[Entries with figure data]
+++++

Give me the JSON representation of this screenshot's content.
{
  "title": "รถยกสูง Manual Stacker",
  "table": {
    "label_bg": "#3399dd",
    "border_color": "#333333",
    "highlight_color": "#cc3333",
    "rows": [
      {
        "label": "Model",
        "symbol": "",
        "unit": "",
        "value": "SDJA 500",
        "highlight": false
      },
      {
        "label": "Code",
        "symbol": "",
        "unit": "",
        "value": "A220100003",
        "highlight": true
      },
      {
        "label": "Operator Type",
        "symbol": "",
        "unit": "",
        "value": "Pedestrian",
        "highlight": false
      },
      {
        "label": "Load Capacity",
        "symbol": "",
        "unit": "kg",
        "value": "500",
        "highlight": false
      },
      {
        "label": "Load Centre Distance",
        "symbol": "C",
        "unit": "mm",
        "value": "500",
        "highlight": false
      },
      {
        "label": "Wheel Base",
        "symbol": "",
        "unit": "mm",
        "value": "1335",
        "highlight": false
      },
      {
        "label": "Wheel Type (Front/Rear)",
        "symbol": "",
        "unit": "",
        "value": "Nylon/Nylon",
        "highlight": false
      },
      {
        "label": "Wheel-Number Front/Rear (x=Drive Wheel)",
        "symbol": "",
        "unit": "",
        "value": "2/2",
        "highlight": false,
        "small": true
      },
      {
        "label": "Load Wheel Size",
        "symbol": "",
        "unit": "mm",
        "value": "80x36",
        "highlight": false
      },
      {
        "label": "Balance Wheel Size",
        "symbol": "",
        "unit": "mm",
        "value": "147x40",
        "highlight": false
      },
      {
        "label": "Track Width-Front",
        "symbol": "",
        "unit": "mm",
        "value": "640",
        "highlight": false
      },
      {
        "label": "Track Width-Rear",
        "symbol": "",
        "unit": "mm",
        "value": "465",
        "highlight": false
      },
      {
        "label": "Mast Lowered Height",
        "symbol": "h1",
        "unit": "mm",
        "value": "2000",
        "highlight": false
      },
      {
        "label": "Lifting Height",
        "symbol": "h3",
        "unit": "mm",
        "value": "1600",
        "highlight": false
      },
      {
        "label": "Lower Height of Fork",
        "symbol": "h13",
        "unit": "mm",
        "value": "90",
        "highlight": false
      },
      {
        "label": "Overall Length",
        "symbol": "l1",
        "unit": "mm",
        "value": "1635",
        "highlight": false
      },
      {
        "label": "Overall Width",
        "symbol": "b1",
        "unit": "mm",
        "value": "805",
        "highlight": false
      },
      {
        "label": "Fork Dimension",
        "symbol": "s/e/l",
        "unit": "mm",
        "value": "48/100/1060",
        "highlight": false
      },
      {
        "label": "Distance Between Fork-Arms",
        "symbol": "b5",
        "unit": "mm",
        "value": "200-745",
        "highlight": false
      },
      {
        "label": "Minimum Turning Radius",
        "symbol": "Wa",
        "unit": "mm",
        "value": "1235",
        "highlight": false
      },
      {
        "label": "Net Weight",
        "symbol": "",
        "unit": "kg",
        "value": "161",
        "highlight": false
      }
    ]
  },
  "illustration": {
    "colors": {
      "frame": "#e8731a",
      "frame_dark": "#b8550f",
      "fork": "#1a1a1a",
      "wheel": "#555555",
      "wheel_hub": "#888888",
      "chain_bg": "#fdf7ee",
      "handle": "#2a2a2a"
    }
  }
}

+++++

▶ _EXERCISE DETAILS_
Lines that hold "Width" are the ones to copy; find all of them.

▶ _EXERCISE OUTPUT_
        "label": "Track Width-Front",
        "label": "Track Width-Rear",
        "label": "Overall Width",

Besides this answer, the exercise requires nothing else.